• Written exercise
Omit all pictures and give the records below again exactly as written.

Stored records:
********
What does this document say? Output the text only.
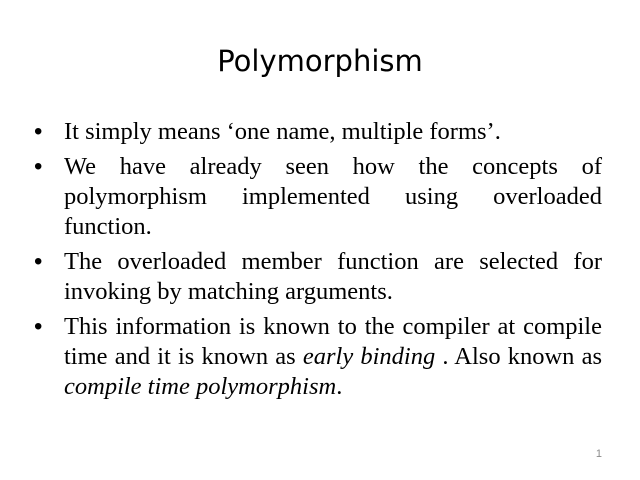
Polymorphism
• It simply means ‘one name, multiple forms’.
• We have already seen how the concepts of polymorphism implemented using overloaded function.
• The overloaded member function are selected for invoking by matching arguments.
• This information is known to the compiler at compile time and it is known as early binding . Also known as compile time polymorphism.
1
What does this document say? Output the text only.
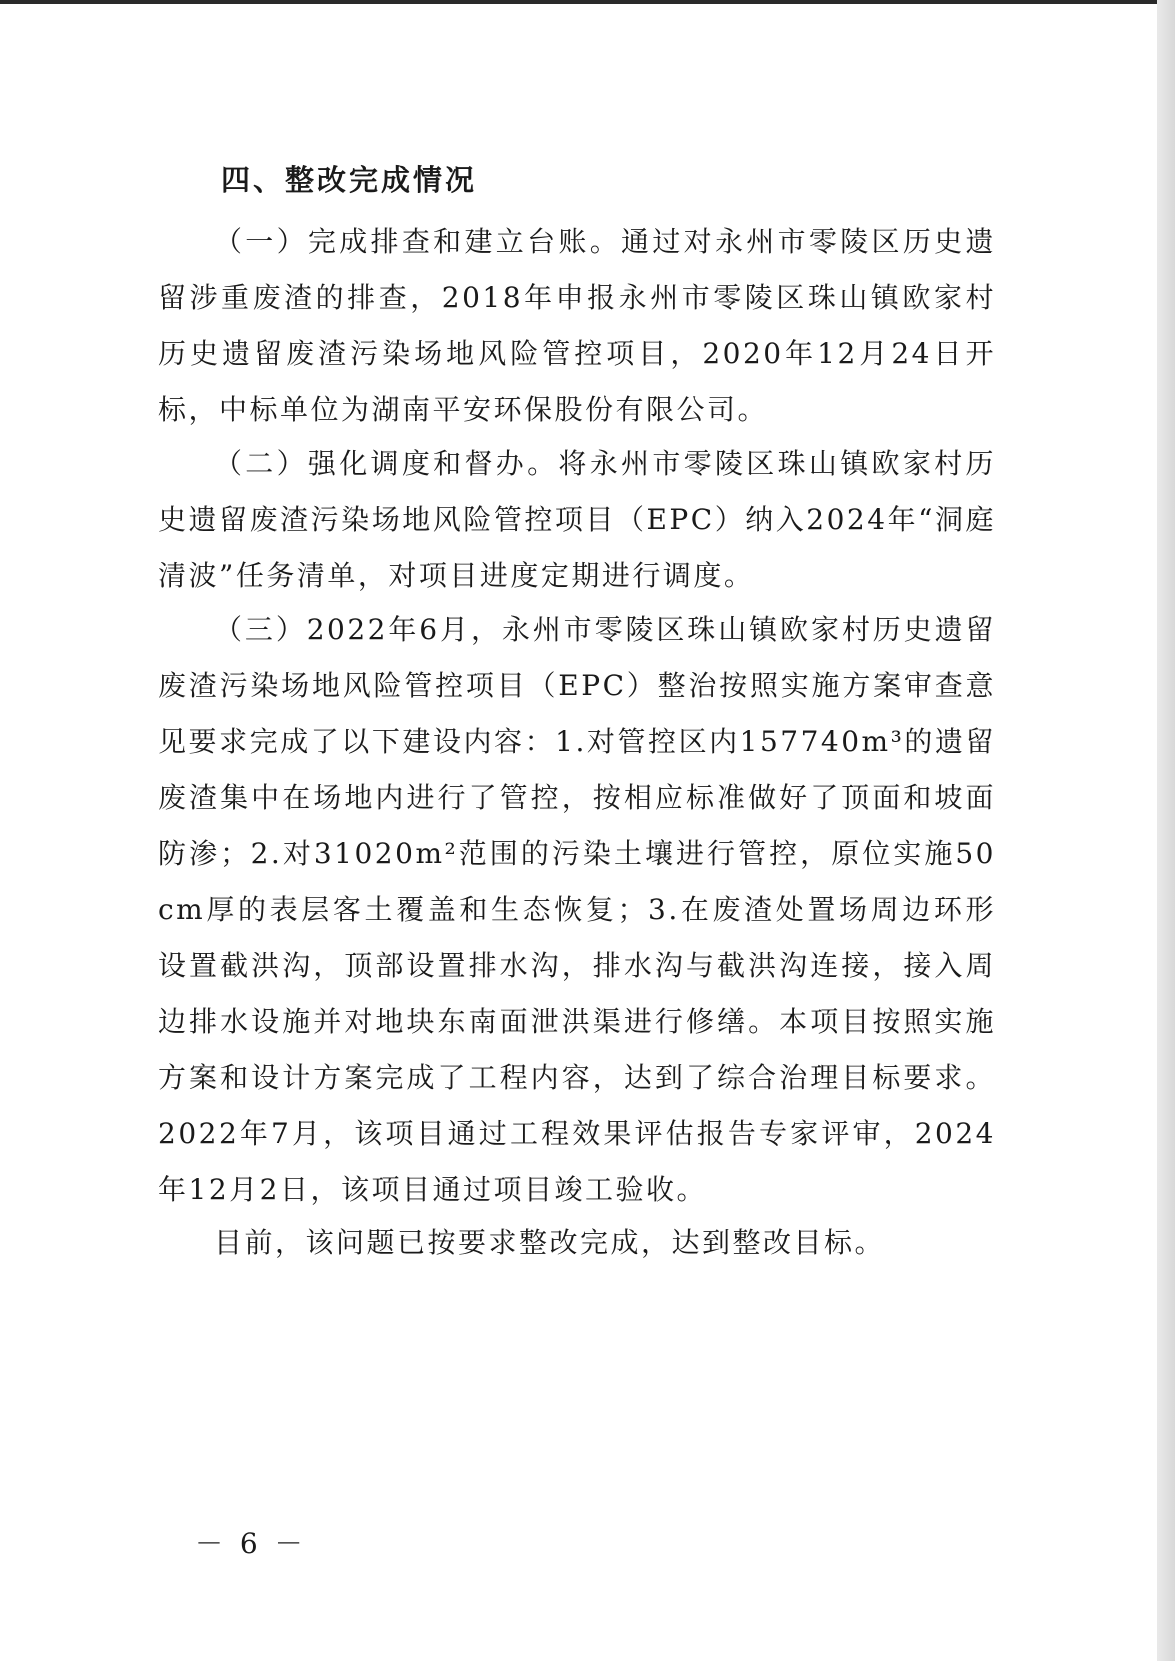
四、整改完成情况

（一）完成排查和建立台账。通过对永州市零陵区历史遗留涉重废渣的排查，2018年申报永州市零陵区珠山镇欧家村历史遗留废渣污染场地风险管控项目，2020年12月24日开标，中标单位为湖南平安环保股份有限公司。

（二）强化调度和督办。将永州市零陵区珠山镇欧家村历史遗留废渣污染场地风险管控项目（EPC）纳入2024年“洞庭清波”任务清单，对项目进度定期进行调度。

（三）2022年6月，永州市零陵区珠山镇欧家村历史遗留废渣污染场地风险管控项目（EPC）整治按照实施方案审查意见要求完成了以下建设内容：1.对管控区内157740m³的遗留废渣集中在场地内进行了管控，按相应标准做好了顶面和坡面防渗；2.对31020m²范围的污染土壤进行管控，原位实施50cm厚的表层客土覆盖和生态恢复；3.在废渣处置场周边环形设置截洪沟，顶部设置排水沟，排水沟与截洪沟连接，接入周边排水设施并对地块东南面泄洪渠进行修缮。本项目按照实施方案和设计方案完成了工程内容，达到了综合治理目标要求。2022年7月，该项目通过工程效果评估报告专家评审，2024年12月2日，该项目通过项目竣工验收。

目前，该问题已按要求整改完成，达到整改目标。

－ 6 －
********
• Exercise output
What does this document say? Output the text only.
Polymorphism
• It simply means ‘one name, multiple forms’.
• We have already seen how the concepts of polymorphism implemented using overloaded function.
• The overloaded member function are selected for invoking by matching arguments.
• This information is known to the compiler at compile time and it is known as early binding . Also known as compile time polymorphism.
1
What does this document say? Output the text only.
四、整改完成情况

（一）完成排查和建立台账。通过对永州市零陵区历史遗留涉重废渣的排查，2018年申报永州市零陵区珠山镇欧家村历史遗留废渣污染场地风险管控项目，2020年12月24日开标，中标单位为湖南平安环保股份有限公司。

（二）强化调度和督办。将永州市零陵区珠山镇欧家村历史遗留废渣污染场地风险管控项目（EPC）纳入2024年“洞庭清波”任务清单，对项目进度定期进行调度。

（三）2022年6月，永州市零陵区珠山镇欧家村历史遗留废渣污染场地风险管控项目（EPC）整治按照实施方案审查意见要求完成了以下建设内容：1.对管控区内157740m³的遗留废渣集中在场地内进行了管控，按相应标准做好了顶面和坡面防渗；2.对31020m²范围的污染土壤进行管控，原位实施50cm厚的表层客土覆盖和生态恢复；3.在废渣处置场周边环形设置截洪沟，顶部设置排水沟，排水沟与截洪沟连接，接入周边排水设施并对地块东南面泄洪渠进行修缮。本项目按照实施方案和设计方案完成了工程内容，达到了综合治理目标要求。2022年7月，该项目通过工程效果评估报告专家评审，2024年12月2日，该项目通过项目竣工验收。

目前，该问题已按要求整改完成，达到整改目标。

－ 6 －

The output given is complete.